[Data listing]
···

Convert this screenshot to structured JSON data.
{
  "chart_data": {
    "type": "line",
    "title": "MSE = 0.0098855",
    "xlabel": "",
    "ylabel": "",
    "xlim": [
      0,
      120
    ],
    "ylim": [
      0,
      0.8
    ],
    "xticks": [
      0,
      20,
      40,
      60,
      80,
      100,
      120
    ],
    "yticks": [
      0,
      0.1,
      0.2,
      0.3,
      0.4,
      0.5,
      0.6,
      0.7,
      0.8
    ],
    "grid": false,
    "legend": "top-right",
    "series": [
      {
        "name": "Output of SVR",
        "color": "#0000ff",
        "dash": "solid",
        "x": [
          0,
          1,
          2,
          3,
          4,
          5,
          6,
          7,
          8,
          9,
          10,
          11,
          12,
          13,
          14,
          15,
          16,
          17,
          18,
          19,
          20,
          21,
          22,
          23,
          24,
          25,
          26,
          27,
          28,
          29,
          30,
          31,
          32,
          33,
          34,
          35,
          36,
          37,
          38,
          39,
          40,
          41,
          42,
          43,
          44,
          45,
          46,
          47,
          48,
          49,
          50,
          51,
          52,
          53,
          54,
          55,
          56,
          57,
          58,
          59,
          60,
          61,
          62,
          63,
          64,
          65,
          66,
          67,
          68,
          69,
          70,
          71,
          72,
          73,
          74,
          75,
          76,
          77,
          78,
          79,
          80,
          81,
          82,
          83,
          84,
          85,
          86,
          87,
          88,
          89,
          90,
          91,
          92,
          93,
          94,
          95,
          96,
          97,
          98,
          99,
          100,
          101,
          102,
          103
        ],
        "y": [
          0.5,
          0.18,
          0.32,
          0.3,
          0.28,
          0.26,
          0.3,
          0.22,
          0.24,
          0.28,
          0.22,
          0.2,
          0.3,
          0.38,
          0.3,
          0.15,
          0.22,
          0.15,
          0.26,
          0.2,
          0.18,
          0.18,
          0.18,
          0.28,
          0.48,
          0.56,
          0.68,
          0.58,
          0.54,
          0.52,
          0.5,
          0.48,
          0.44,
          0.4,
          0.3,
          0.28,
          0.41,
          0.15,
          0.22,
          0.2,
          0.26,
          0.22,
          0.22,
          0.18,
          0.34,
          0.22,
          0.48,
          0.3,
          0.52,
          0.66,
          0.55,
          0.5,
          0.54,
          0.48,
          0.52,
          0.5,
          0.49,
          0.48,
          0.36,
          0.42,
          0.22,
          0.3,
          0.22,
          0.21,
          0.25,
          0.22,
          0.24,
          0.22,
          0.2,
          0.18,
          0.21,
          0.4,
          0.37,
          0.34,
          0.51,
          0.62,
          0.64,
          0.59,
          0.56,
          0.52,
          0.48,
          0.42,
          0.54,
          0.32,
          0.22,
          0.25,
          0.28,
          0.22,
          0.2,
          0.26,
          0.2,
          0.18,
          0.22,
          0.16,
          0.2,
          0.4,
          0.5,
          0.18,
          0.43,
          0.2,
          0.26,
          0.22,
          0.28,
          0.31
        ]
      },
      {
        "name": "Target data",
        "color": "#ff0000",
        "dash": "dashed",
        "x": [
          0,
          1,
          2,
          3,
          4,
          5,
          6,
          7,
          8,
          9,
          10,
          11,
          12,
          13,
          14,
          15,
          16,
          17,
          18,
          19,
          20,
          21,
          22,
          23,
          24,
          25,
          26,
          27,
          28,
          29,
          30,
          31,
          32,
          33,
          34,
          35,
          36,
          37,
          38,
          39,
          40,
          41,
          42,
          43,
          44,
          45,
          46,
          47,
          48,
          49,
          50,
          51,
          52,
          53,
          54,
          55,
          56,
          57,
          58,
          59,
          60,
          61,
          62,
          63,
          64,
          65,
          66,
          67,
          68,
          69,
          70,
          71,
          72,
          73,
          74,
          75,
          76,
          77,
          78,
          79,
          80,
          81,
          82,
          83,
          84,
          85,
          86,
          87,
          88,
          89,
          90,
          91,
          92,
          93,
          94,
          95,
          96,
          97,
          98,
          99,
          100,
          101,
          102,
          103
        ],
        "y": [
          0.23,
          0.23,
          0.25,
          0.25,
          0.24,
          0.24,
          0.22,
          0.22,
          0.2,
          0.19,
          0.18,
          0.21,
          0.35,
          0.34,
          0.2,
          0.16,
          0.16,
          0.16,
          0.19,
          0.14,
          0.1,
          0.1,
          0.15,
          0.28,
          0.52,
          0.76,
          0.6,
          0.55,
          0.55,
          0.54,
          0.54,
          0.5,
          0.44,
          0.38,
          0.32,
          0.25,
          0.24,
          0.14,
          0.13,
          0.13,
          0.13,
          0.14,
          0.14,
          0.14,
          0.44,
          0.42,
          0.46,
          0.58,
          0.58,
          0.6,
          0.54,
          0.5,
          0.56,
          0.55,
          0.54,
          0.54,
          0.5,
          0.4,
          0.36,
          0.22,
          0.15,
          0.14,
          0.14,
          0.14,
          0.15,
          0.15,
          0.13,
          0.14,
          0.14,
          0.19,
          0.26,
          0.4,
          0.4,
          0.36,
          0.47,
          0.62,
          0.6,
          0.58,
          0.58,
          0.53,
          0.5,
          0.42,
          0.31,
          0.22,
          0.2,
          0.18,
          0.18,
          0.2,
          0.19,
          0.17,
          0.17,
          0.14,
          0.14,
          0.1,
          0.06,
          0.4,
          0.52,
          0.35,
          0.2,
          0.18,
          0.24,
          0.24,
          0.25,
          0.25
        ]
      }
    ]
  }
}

···

**Problem details:** Copy every line of the records word for word.

**Result of this task:**
Convert this screenshot to structured JSON data.
{
  "chart_data": {
    "type": "line",
    "title": "MSE = 0.0098855",
    "xlabel": "",
    "ylabel": "",
    "xlim": [
      0,
      120
    ],
    "ylim": [
      0,
      0.8
    ],
    "xticks": [
      0,
      20,
      40,
      60,
      80,
      100,
      120
    ],
    "yticks": [
      0,
      0.1,
      0.2,
      0.3,
      0.4,
      0.5,
      0.6,
      0.7,
      0.8
    ],
    "grid": false,
    "legend": "top-right",
    "series": [
      {
        "name": "Output of SVR",
        "color": "#0000ff",
        "dash": "solid",
        "x": [
          0,
          1,
          2,
          3,
          4,
          5,
          6,
          7,
          8,
          9,
          10,
          11,
          12,
          13,
          14,
          15,
          16,
          17,
          18,
          19,
          20,
          21,
          22,
          23,
          24,
          25,
          26,
          27,
          28,
          29,
          30,
          31,
          32,
          33,
          34,
          35,
          36,
          37,
          38,
          39,
          40,
          41,
          42,
          43,
          44,
          45,
          46,
          47,
          48,
          49,
          50,
          51,
          52,
          53,
          54,
          55,
          56,
          57,
          58,
          59,
          60,
          61,
          62,
          63,
          64,
          65,
          66,
          67,
          68,
          69,
          70,
          71,
          72,
          73,
          74,
          75,
          76,
          77,
          78,
          79,
          80,
          81,
          82,
          83,
          84,
          85,
          86,
          87,
          88,
          89,
          90,
          91,
          92,
          93,
          94,
          95,
          96,
          97,
          98,
          99,
          100,
          101,
          102,
          103
        ],
        "y": [
          0.5,
          0.18,
          0.32,
          0.3,
          0.28,
          0.26,
          0.3,
          0.22,
          0.24,
          0.28,
          0.22,
          0.2,
          0.3,
          0.38,
          0.3,
          0.15,
          0.22,
          0.15,
          0.26,
          0.2,
          0.18,
          0.18,
          0.18,
          0.28,
          0.48,
          0.56,
          0.68,
          0.58,
          0.54,
          0.52,
          0.5,
          0.48,
          0.44,
          0.4,
          0.3,
          0.28,
          0.41,
          0.15,
          0.22,
          0.2,
          0.26,
          0.22,
          0.22,
          0.18,
          0.34,
          0.22,
          0.48,
          0.3,
          0.52,
          0.66,
          0.55,
          0.5,
          0.54,
          0.48,
          0.52,
          0.5,
          0.49,
          0.48,
          0.36,
          0.42,
          0.22,
          0.3,
          0.22,
          0.21,
          0.25,
          0.22,
          0.24,
          0.22,
          0.2,
          0.18,
          0.21,
          0.4,
          0.37,
          0.34,
          0.51,
          0.62,
          0.64,
          0.59,
          0.56,
          0.52,
          0.48,
          0.42,
          0.54,
          0.32,
          0.22,
          0.25,
          0.28,
          0.22,
          0.2,
          0.26,
          0.2,
          0.18,
          0.22,
          0.16,
          0.2,
          0.4,
          0.5,
          0.18,
          0.43,
          0.2,
          0.26,
          0.22,
          0.28,
          0.31
        ]
      },
      {
        "name": "Target data",
        "color": "#ff0000",
        "dash": "dashed",
        "x": [
          0,
          1,
          2,
          3,
          4,
          5,
          6,
          7,
          8,
          9,
          10,
          11,
          12,
          13,
          14,
          15,
          16,
          17,
          18,
          19,
          20,
          21,
          22,
          23,
          24,
          25,
          26,
          27,
          28,
          29,
          30,
          31,
          32,
          33,
          34,
          35,
          36,
          37,
          38,
          39,
          40,
          41,
          42,
          43,
          44,
          45,
          46,
          47,
          48,
          49,
          50,
          51,
          52,
          53,
          54,
          55,
          56,
          57,
          58,
          59,
          60,
          61,
          62,
          63,
          64,
          65,
          66,
          67,
          68,
          69,
          70,
          71,
          72,
          73,
          74,
          75,
          76,
          77,
          78,
          79,
          80,
          81,
          82,
          83,
          84,
          85,
          86,
          87,
          88,
          89,
          90,
          91,
          92,
          93,
          94,
          95,
          96,
          97,
          98,
          99,
          100,
          101,
          102,
          103
        ],
        "y": [
          0.23,
          0.23,
          0.25,
          0.25,
          0.24,
          0.24,
          0.22,
          0.22,
          0.2,
          0.19,
          0.18,
          0.21,
          0.35,
          0.34,
          0.2,
          0.16,
          0.16,
          0.16,
          0.19,
          0.14,
          0.1,
          0.1,
          0.15,
          0.28,
          0.52,
          0.76,
          0.6,
          0.55,
          0.55,
          0.54,
          0.54,
          0.5,
          0.44,
          0.38,
          0.32,
          0.25,
          0.24,
          0.14,
          0.13,
          0.13,
          0.13,
          0.14,
          0.14,
          0.14,
          0.44,
          0.42,
          0.46,
          0.58,
          0.58,
          0.6,
          0.54,
          0.5,
          0.56,
          0.55,
          0.54,
          0.54,
          0.5,
          0.4,
          0.36,
          0.22,
          0.15,
          0.14,
          0.14,
          0.14,
          0.15,
          0.15,
          0.13,
          0.14,
          0.14,
          0.19,
          0.26,
          0.4,
          0.4,
          0.36,
          0.47,
          0.62,
          0.6,
          0.58,
          0.58,
          0.53,
          0.5,
          0.42,
          0.31,
          0.22,
          0.2,
          0.18,
          0.18,
          0.2,
          0.19,
          0.17,
          0.17,
          0.14,
          0.14,
          0.1,
          0.06,
          0.4,
          0.52,
          0.35,
          0.2,
          0.18,
          0.24,
          0.24,
          0.25,
          0.25
        ]
      }
    ]
  }
}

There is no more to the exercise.